[DOCUMENT EXCERPT]

>>>>

That was before George Floyd was murdered. You’ve seen the video, or you haven’t because maybe you don’t care, or maybe you don’t have it in you to watch such brutality being done to black bodies and souls—not anymore. Maybe you’re a person of color, and have carried around the intergenerational trauma of white violence inside you since before you even possessed language, or maybe you’re white and unaware of your own privilege.

But if you saw the video, I promise it echoed around inside of you afterword, made you realize the hollowness in your chest and in the system itself. I watched it, because as I’ve learned of late, your phone screen is just another kind of window to glimpse through.

That first night of protests, I wanted to be in the streets. My friend had gone with her whole family, armed with only a few N-95s. She sent me pictures, and feeling otherwise powerless, I edited them for her, so that she could post them with the faces of other protesters blurred and blocked out. Because we all remembered what happened to visible protestors last time. They ended up dead, didn’t they?

I started posting pdfs for the books I had read that had been instrumental to my own understanding of race, and how it intersects with police brutality—Frantz Fanon, Toni Morrison, Octavia Butler, James Baldwin. Easy work. Friends wrote to me about escaping just before the cops rolled out the tear gas and rubber bullets. We made lists of people to check in on every day, some of them high schoolers who went to protests alone, so that I could call them and make sure they had survived the day.

Meanwhile, the city of Los Angeles enacted a curfew, a thinly veiled tactic to keep people from peacefully protesting. The white side of my family reached out to me about their outrage over all the “looting” they had seen on TV. I tried to reason with them for hours over Facebook messenger and zoom calls, more windows, although these seeming to look out onto nothingness.

<<<<

A block of data:
>>>>

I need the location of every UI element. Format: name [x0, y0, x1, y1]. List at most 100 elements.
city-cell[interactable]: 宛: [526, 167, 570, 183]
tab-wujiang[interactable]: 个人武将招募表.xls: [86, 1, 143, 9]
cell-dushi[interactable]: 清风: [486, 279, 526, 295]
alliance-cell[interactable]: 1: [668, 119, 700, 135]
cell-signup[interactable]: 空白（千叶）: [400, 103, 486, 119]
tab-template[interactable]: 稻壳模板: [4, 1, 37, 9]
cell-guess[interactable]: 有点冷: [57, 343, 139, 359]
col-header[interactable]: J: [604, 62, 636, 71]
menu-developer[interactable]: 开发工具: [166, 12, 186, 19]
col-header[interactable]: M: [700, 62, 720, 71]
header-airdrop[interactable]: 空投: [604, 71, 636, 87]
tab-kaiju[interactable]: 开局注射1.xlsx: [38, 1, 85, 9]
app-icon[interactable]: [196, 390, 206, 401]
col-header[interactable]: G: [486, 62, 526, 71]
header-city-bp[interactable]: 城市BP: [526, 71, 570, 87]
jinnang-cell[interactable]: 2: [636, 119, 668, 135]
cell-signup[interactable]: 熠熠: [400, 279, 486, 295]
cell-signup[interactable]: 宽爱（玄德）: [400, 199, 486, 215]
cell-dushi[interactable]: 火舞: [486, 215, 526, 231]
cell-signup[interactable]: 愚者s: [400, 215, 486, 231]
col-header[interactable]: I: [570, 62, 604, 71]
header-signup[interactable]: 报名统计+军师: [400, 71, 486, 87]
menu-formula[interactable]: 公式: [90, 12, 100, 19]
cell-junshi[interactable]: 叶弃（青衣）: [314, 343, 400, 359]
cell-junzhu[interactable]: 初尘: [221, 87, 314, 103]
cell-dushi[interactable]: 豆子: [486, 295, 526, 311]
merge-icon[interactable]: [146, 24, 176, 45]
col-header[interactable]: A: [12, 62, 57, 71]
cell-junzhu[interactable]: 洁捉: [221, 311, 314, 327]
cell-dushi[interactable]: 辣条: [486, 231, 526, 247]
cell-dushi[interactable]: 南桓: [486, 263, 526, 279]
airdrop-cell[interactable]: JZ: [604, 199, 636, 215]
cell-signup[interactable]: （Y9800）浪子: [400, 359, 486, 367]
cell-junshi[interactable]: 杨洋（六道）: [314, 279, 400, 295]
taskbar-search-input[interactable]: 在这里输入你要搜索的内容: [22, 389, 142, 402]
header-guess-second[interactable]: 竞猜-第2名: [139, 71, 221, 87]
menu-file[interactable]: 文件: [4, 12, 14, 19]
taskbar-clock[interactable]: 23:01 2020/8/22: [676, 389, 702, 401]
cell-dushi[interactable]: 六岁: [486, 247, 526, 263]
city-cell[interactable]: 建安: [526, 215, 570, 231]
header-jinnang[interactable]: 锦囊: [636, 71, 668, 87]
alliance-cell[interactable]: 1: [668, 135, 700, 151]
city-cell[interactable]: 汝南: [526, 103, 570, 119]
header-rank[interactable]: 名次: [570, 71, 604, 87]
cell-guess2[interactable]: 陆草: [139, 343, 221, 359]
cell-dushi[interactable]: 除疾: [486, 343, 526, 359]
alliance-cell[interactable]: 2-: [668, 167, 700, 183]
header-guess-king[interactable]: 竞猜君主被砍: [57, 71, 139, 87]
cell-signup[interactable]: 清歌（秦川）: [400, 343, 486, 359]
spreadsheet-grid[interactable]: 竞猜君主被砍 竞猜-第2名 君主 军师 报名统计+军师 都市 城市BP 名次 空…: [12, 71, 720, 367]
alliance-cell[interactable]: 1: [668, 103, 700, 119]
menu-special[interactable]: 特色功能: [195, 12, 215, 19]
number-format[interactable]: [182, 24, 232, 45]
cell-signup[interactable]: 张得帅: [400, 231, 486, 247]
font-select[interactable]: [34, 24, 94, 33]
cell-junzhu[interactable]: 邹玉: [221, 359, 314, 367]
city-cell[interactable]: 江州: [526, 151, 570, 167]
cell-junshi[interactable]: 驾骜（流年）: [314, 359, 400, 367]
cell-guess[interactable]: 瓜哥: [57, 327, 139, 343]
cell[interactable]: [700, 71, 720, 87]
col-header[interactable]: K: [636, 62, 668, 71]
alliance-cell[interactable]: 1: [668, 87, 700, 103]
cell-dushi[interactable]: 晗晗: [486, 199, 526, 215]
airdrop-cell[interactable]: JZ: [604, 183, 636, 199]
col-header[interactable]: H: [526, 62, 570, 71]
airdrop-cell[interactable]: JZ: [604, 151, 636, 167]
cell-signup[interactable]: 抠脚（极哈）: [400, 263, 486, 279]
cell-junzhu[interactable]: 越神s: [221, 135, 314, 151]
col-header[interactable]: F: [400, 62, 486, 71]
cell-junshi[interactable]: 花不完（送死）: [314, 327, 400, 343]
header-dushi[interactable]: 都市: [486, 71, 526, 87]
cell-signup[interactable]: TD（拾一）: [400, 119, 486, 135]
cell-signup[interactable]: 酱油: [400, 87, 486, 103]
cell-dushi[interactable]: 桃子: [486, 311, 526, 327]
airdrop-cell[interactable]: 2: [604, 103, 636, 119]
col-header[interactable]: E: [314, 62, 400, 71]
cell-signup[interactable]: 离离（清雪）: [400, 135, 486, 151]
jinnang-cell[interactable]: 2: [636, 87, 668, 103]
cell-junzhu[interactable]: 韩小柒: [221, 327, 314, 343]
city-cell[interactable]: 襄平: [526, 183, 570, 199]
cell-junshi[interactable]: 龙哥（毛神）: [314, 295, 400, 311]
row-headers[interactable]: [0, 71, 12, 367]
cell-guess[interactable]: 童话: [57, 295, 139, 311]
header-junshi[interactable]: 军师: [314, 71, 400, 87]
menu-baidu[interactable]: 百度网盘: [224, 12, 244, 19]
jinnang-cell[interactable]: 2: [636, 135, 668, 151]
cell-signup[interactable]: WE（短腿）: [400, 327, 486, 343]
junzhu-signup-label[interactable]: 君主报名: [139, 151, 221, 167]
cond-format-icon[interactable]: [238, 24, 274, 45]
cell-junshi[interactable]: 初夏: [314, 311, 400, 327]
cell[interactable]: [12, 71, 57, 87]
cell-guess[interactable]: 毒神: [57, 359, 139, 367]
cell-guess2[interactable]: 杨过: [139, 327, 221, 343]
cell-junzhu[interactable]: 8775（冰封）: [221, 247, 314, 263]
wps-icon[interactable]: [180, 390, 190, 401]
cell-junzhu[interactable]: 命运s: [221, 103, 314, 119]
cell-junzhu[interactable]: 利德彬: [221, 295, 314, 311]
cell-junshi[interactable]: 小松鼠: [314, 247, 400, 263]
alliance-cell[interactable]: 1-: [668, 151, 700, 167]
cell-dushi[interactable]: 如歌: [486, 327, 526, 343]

<<<<

[THE TASK]
Extend the passage on the protests following George Floyd's murder, beginning directly after its last sentence.

[WRITTEN ANSWER]
Horrified, I asked my mother if there was any way I could protest that would not put her life in danger, already knowing the answer. I stared blearily out my front window, onto the front lawn beginning to yellow from the summer sun.

Frustrated, I resurrected some old cardboard and made signs—enough to cover the entire lawn. Hammered them into the ground.

Now I watch out my window as people pass these signs on their afternoon walks, far away from the promise of mace and riot gear and arrest warrants.

When we refuse to teach younger generations about the ways in which we as a nation have fallen short, we are begging the most grievous errors of the past to repeat themselves. It is easy to condemn racism or to denounce the institution of slavery in theory alone—imagining that for all of their horrors, these “concepts” are confined to the black and white of history. It is more difficult to confront the ways that racism is still very much alive in the present—the ways in which certain legacies cannot be neatly reformed or conveniently rewritten.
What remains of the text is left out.